- _INSTRUCTIONS FOR THE TASK_:
Produce a verbatim copy of the entries listed below.
※ ※ ※
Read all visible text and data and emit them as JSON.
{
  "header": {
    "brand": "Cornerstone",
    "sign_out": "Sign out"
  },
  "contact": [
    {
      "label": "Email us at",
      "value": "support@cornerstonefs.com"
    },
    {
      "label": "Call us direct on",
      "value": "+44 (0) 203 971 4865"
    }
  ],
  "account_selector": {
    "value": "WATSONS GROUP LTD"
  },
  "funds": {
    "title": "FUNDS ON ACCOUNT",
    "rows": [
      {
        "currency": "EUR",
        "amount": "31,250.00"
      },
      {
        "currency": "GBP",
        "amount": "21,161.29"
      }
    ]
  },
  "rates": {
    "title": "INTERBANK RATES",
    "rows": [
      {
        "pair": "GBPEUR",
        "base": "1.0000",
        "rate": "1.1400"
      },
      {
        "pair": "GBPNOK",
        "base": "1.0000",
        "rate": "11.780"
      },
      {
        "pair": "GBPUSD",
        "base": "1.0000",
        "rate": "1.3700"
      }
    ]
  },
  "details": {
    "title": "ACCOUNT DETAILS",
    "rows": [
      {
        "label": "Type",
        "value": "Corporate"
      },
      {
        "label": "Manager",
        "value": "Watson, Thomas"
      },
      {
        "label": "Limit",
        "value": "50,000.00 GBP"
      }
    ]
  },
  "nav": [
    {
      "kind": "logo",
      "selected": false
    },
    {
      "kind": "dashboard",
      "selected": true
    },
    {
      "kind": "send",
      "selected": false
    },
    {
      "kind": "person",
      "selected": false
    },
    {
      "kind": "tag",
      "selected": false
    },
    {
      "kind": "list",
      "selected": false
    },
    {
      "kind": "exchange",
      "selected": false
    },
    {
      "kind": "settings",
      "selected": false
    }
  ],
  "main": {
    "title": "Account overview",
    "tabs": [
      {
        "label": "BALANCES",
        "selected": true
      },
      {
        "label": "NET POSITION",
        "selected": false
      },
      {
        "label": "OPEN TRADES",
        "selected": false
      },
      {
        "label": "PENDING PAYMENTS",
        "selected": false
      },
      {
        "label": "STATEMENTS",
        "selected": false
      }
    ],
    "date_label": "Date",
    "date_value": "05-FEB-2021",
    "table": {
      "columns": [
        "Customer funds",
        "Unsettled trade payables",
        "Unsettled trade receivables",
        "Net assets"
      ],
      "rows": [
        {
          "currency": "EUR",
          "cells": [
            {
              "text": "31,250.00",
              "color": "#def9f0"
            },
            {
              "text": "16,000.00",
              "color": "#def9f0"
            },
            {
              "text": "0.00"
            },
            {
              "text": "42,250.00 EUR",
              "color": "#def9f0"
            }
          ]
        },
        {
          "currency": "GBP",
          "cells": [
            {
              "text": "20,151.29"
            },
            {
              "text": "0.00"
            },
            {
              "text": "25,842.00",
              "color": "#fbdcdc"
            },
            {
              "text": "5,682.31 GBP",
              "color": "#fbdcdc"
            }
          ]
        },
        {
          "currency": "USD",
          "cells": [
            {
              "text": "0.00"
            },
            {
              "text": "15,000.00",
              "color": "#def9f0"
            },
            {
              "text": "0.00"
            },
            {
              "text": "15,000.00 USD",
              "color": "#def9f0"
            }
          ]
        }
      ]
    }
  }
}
※ ※ ※
- _RESPONSE TO THE EXERCISE_:
Read all visible text and data and emit them as JSON.
{
  "header": {
    "brand": "Cornerstone",
    "sign_out": "Sign out"
  },
  "contact": [
    {
      "label": "Email us at",
      "value": "support@cornerstonefs.com"
    },
    {
      "label": "Call us direct on",
      "value": "+44 (0) 203 971 4865"
    }
  ],
  "account_selector": {
    "value": "WATSONS GROUP LTD"
  },
  "funds": {
    "title": "FUNDS ON ACCOUNT",
    "rows": [
      {
        "currency": "EUR",
        "amount": "31,250.00"
      },
      {
        "currency": "GBP",
        "amount": "21,161.29"
      }
    ]
  },
  "rates": {
    "title": "INTERBANK RATES",
    "rows": [
      {
        "pair": "GBPEUR",
        "base": "1.0000",
        "rate": "1.1400"
      },
      {
        "pair": "GBPNOK",
        "base": "1.0000",
        "rate": "11.780"
      },
      {
        "pair": "GBPUSD",
        "base": "1.0000",
        "rate": "1.3700"
      }
    ]
  },
  "details": {
    "title": "ACCOUNT DETAILS",
    "rows": [
      {
        "label": "Type",
        "value": "Corporate"
      },
      {
        "label": "Manager",
        "value": "Watson, Thomas"
      },
      {
        "label": "Limit",
        "value": "50,000.00 GBP"
      }
    ]
  },
  "nav": [
    {
      "kind": "logo",
      "selected": false
    },
    {
      "kind": "dashboard",
      "selected": true
    },
    {
      "kind": "send",
      "selected": false
    },
    {
      "kind": "person",
      "selected": false
    },
    {
      "kind": "tag",
      "selected": false
    },
    {
      "kind": "list",
      "selected": false
    },
    {
      "kind": "exchange",
      "selected": false
    },
    {
      "kind": "settings",
      "selected": false
    }
  ],
  "main": {
    "title": "Account overview",
    "tabs": [
      {
        "label": "BALANCES",
        "selected": true
      },
      {
        "label": "NET POSITION",
        "selected": false
      },
      {
        "label": "OPEN TRADES",
        "selected": false
      },
      {
        "label": "PENDING PAYMENTS",
        "selected": false
      },
      {
        "label": "STATEMENTS",
        "selected": false
      }
    ],
    "date_label": "Date",
    "date_value": "05-FEB-2021",
    "table": {
      "columns": [
        "Customer funds",
        "Unsettled trade payables",
        "Unsettled trade receivables",
        "Net assets"
      ],
      "rows": [
        {
          "currency": "EUR",
          "cells": [
            {
              "text": "31,250.00",
              "color": "#def9f0"
            },
            {
              "text": "16,000.00",
              "color": "#def9f0"
            },
            {
              "text": "0.00"
            },
            {
              "text": "42,250.00 EUR",
              "color": "#def9f0"
            }
          ]
        },
        {
          "currency": "GBP",
          "cells": [
            {
              "text": "20,151.29"
            },
            {
              "text": "0.00"
            },
            {
              "text": "25,842.00",
              "color": "#fbdcdc"
            },
            {
              "text": "5,682.31 GBP",
              "color": "#fbdcdc"
            }
          ]
        },
        {
          "currency": "USD",
          "cells": [
            {
              "text": "0.00"
            },
            {
              "text": "15,000.00",
              "color": "#def9f0"
            },
            {
              "text": "0.00"
            },
            {
              "text": "15,000.00 USD",
              "color": "#def9f0"
            }
          ]
        }
      ]
    }
  }
}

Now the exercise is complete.